>> start

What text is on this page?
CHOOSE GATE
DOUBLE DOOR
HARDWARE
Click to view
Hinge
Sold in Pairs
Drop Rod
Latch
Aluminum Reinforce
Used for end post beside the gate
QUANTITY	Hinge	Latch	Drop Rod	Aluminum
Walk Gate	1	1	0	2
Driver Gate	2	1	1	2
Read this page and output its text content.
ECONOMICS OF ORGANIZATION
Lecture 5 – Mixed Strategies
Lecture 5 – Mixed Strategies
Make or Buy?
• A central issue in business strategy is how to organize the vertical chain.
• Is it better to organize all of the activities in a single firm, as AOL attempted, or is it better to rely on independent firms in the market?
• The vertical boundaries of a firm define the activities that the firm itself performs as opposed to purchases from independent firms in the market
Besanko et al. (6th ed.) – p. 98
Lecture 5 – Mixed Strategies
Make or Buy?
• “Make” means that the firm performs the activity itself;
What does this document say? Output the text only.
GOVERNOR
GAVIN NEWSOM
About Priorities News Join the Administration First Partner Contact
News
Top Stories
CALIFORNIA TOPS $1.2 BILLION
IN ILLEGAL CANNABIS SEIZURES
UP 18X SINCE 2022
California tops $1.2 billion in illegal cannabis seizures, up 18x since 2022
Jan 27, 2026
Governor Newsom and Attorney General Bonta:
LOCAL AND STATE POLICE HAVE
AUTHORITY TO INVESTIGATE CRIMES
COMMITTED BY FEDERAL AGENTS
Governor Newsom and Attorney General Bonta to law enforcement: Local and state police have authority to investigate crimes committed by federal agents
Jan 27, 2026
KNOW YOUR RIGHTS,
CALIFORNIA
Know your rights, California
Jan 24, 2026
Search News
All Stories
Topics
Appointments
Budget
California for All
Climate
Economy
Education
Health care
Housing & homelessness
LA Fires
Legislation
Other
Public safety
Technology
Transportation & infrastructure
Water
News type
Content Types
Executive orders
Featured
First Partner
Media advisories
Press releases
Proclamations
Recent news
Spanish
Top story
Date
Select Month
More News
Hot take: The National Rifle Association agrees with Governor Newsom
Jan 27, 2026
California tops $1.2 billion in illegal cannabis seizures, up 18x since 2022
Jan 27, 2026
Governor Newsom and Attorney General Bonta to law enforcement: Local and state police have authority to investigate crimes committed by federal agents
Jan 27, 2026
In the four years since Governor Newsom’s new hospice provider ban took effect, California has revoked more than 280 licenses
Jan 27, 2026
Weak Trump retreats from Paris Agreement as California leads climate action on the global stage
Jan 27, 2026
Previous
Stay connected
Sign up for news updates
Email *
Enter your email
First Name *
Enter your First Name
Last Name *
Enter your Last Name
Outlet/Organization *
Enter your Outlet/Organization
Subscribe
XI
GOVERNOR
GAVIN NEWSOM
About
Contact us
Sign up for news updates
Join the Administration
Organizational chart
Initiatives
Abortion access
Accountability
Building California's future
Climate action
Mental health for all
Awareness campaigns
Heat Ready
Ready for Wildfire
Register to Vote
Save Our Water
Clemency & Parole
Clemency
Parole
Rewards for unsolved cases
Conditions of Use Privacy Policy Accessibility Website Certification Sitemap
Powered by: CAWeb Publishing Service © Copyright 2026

>> end

### What you have to do
Transcribe each entry exactly.

### Reply
What text is on this page?
CHOOSE GATE
DOUBLE DOOR
HARDWARE
Click to view
Hinge
Sold in Pairs
Drop Rod
Latch
Aluminum Reinforce
Used for end post beside the gate
QUANTITY	Hinge	Latch	Drop Rod	Aluminum
Walk Gate	1	1	0	2
Driver Gate	2	1	1	2
Read this page and output its text content.
ECONOMICS OF ORGANIZATION
Lecture 5 – Mixed Strategies
Lecture 5 – Mixed Strategies
Make or Buy?
• A central issue in business strategy is how to organize the vertical chain.
• Is it better to organize all of the activities in a single firm, as AOL attempted, or is it better to rely on independent firms in the market?
• The vertical boundaries of a firm define the activities that the firm itself performs as opposed to purchases from independent firms in the market
Besanko et al. (6th ed.) – p. 98
Lecture 5 – Mixed Strategies
Make or Buy?
• “Make” means that the firm performs the activity itself;
What does this document say? Output the text only.
GOVERNOR
GAVIN NEWSOM
About Priorities News Join the Administration First Partner Contact
News
Top Stories
CALIFORNIA TOPS $1.2 BILLION
IN ILLEGAL CANNABIS SEIZURES
UP 18X SINCE 2022
California tops $1.2 billion in illegal cannabis seizures, up 18x since 2022
Jan 27, 2026
Governor Newsom and Attorney General Bonta:
LOCAL AND STATE POLICE HAVE
AUTHORITY TO INVESTIGATE CRIMES
COMMITTED BY FEDERAL AGENTS
Governor Newsom and Attorney General Bonta to law enforcement: Local and state police have authority to investigate crimes committed by federal agents
Jan 27, 2026
KNOW YOUR RIGHTS,
CALIFORNIA
Know your rights, California
Jan 24, 2026
Search News
All Stories
Topics
Appointments
Budget
California for All
Climate
Economy
Education
Health care
Housing & homelessness
LA Fires
Legislation
Other
Public safety
Technology
Transportation & infrastructure
Water
News type
Content Types
Executive orders
Featured
First Partner
Media advisories
Press releases
Proclamations
Recent news
Spanish
Top story
Date
Select Month
More News
Hot take: The National Rifle Association agrees with Governor Newsom
Jan 27, 2026
California tops $1.2 billion in illegal cannabis seizures, up 18x since 2022
Jan 27, 2026
Governor Newsom and Attorney General Bonta to law enforcement: Local and state police have authority to investigate crimes committed by federal agents
Jan 27, 2026
In the four years since Governor Newsom’s new hospice provider ban took effect, California has revoked more than 280 licenses
Jan 27, 2026
Weak Trump retreats from Paris Agreement as California leads climate action on the global stage
Jan 27, 2026
Previous
Stay connected
Sign up for news updates
Email *
Enter your email
First Name *
Enter your First Name
Last Name *
Enter your Last Name
Outlet/Organization *
Enter your Outlet/Organization
Subscribe
XI
GOVERNOR
GAVIN NEWSOM
About
Contact us
Sign up for news updates
Join the Administration
Organizational chart
Initiatives
Abortion access
Accountability
Building California's future
Climate action
Mental health for all
Awareness campaigns
Heat Ready
Ready for Wildfire
Register to Vote
Save Our Water
Clemency & Parole
Clemency
Parole
Rewards for unsolved cases
Conditions of Use Privacy Policy Accessibility Website Certification Sitemap
Powered by: CAWeb Publishing Service © Copyright 2026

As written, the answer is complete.